** Prompt **
Please turn the lines of each record below into a numbered list, leaving out any blank lines.

** Recorded data **

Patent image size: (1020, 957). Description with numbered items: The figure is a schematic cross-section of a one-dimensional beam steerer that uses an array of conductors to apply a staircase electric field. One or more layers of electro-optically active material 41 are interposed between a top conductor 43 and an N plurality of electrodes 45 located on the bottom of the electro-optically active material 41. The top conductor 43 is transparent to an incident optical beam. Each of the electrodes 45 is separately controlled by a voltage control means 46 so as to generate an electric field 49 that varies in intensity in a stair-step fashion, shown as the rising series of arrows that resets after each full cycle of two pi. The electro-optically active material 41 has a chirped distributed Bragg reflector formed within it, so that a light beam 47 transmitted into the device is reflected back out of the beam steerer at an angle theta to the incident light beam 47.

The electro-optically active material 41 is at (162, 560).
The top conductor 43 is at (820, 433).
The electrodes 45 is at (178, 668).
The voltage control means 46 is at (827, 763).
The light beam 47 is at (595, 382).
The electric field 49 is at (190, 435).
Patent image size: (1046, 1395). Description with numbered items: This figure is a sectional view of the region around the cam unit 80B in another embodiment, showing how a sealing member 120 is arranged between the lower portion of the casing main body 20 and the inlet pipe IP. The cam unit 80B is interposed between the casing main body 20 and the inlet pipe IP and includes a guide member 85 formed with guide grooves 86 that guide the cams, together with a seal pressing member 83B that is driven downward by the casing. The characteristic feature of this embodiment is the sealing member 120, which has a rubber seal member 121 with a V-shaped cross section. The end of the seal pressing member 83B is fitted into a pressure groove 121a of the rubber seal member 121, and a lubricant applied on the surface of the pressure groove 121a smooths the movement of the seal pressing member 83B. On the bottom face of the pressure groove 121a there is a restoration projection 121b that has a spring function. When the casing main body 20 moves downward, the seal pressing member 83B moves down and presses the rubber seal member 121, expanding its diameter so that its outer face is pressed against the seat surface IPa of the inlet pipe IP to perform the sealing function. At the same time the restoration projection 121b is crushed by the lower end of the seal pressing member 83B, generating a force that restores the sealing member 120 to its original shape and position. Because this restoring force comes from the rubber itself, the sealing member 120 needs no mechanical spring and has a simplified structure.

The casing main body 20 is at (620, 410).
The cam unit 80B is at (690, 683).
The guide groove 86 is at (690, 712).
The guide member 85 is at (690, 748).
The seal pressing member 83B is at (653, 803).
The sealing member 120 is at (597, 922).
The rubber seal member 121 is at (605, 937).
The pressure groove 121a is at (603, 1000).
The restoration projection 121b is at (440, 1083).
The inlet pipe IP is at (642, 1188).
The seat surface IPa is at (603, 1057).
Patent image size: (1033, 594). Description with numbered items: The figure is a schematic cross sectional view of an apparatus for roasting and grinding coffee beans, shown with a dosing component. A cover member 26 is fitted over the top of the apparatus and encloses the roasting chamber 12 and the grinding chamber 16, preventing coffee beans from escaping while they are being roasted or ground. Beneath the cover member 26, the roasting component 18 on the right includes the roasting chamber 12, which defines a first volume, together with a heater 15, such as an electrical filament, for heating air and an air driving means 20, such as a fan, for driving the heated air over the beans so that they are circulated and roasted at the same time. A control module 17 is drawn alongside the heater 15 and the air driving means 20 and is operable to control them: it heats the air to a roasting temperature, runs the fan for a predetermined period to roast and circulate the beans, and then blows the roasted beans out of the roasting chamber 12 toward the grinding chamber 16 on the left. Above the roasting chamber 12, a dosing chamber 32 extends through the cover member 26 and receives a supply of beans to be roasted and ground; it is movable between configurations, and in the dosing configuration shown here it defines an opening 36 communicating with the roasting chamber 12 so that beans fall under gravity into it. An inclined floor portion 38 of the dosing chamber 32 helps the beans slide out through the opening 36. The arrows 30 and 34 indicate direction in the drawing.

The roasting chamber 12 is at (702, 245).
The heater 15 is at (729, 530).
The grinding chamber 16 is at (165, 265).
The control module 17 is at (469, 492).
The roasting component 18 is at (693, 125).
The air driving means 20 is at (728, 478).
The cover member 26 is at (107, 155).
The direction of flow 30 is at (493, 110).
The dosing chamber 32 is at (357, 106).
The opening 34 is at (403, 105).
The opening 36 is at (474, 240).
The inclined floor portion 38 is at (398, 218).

** Final result **
1. Patent image size: (1020, 957). Description with numbered items: The figure is a schematic cross-section of a one-dimensional beam steerer that uses an array of conductors to apply a staircase electric field. One or more layers of electro-optically active material 41 are interposed between a top conductor 43 and an N plurality of electrodes 45 located on the bottom of the electro-optically active material 41. The top conductor 43 is transparent to an incident optical beam. Each of the electrodes 45 is separately controlled by a voltage control means 46 so as to generate an electric field 49 that varies in intensity in a stair-step fashion, shown as the rising series of arrows that resets after each full cycle of two pi. The electro-optically active material 41 has a chirped distributed Bragg reflector formed within it, so that a light beam 47 transmitted into the device is reflected back out of the beam steerer at an angle theta to the incident light beam 47.
2. The electro-optically active material 41 is at (162, 560).
3. The top conductor 43 is at (820, 433).
4. The electrodes 45 is at (178, 668).
5. The voltage control means 46 is at (827, 763).
6. The light beam 47 is at (595, 382).
7. The electric field 49 is at (190, 435).
8. Patent image size: (1046, 1395). Description with numbered items: This figure is a sectional view of the region around the cam unit 80B in another embodiment, showing how a sealing member 120 is arranged between the lower portion of the casing main body 20 and the inlet pipe IP. The cam unit 80B is interposed between the casing main body 20 and the inlet pipe IP and includes a guide member 85 formed with guide grooves 86 that guide the cams, together with a seal pressing member 83B that is driven downward by the casing. The characteristic feature of this embodiment is the sealing member 120, which has a rubber seal member 121 with a V-shaped cross section. The end of the seal pressing member 83B is fitted into a pressure groove 121a of the rubber seal member 121, and a lubricant applied on the surface of the pressure groove 121a smooths the movement of the seal pressing member 83B. On the bottom face of the pressure groove 121a there is a restoration projection 121b that has a spring function. When the casing main body 20 moves downward, the seal pressing member 83B moves down and presses the rubber seal member 121, expanding its diameter so that its outer face is pressed against the seat surface IPa of the inlet pipe IP to perform the sealing function. At the same time the restoration projection 121b is crushed by the lower end of the seal pressing member 83B, generating a force that restores the sealing member 120 to its original shape and position. Because this restoring force comes from the rubber itself, the sealing member 120 needs no mechanical spring and has a simplified structure.
9. The casing main body 20 is at (620, 410).
10. The cam unit 80B is at (690, 683).
11. The guide groove 86 is at (690, 712).
12. The guide member 85 is at (690, 748).
13. The seal pressing member 83B is at (653, 803).
14. The sealing member 120 is at (597, 922).
15. The rubber seal member 121 is at (605, 937).
16. The pressure groove 121a is at (603, 1000).
17. The restoration projection 121b is at (440, 1083).
18. The inlet pipe IP is at (642, 1188).
19. The seat surface IPa is at (603, 1057).
20. Patent image size: (1033, 594). Description with numbered items: The figure is a schematic cross sectional view of an apparatus for roasting and grinding coffee beans, shown with a dosing component. A cover member 26 is fitted over the top of the apparatus and encloses the roasting chamber 12 and the grinding chamber 16, preventing coffee beans from escaping while they are being roasted or ground. Beneath the cover member 26, the roasting component 18 on the right includes the roasting chamber 12, which defines a first volume, together with a heater 15, such as an electrical filament, for heating air and an air driving means 20, such as a fan, for driving the heated air over the beans so that they are circulated and roasted at the same time. A control module 17 is drawn alongside the heater 15 and the air driving means 20 and is operable to control them: it heats the air to a roasting temperature, runs the fan for a predetermined period to roast and circulate the beans, and then blows the roasted beans out of the roasting chamber 12 toward the grinding chamber 16 on the left. Above the roasting chamber 12, a dosing chamber 32 extends through the cover member 26 and receives a supply of beans to be roasted and ground; it is movable between configurations, and in the dosing configuration shown here it defines an opening 36 communicating with the roasting chamber 12 so that beans fall under gravity into it. An inclined floor portion 38 of the dosing chamber 32 helps the beans slide out through the opening 36. The arrows 30 and 34 indicate direction in the drawing.
21. The roasting chamber 12 is at (702, 245).
22. The heater 15 is at (729, 530).
23. The grinding chamber 16 is at (165, 265).
24. The control module 17 is at (469, 492).
25. The roasting component 18 is at (693, 125).
26. The air driving means 20 is at (728, 478).
27. The cover member 26 is at (107, 155).
28. The direction of flow 30 is at (493, 110).
29. The dosing chamber 32 is at (357, 106).
30. The opening 34 is at (403, 105).
31. The opening 36 is at (474, 240).
32. The inclined floor portion 38 is at (398, 218).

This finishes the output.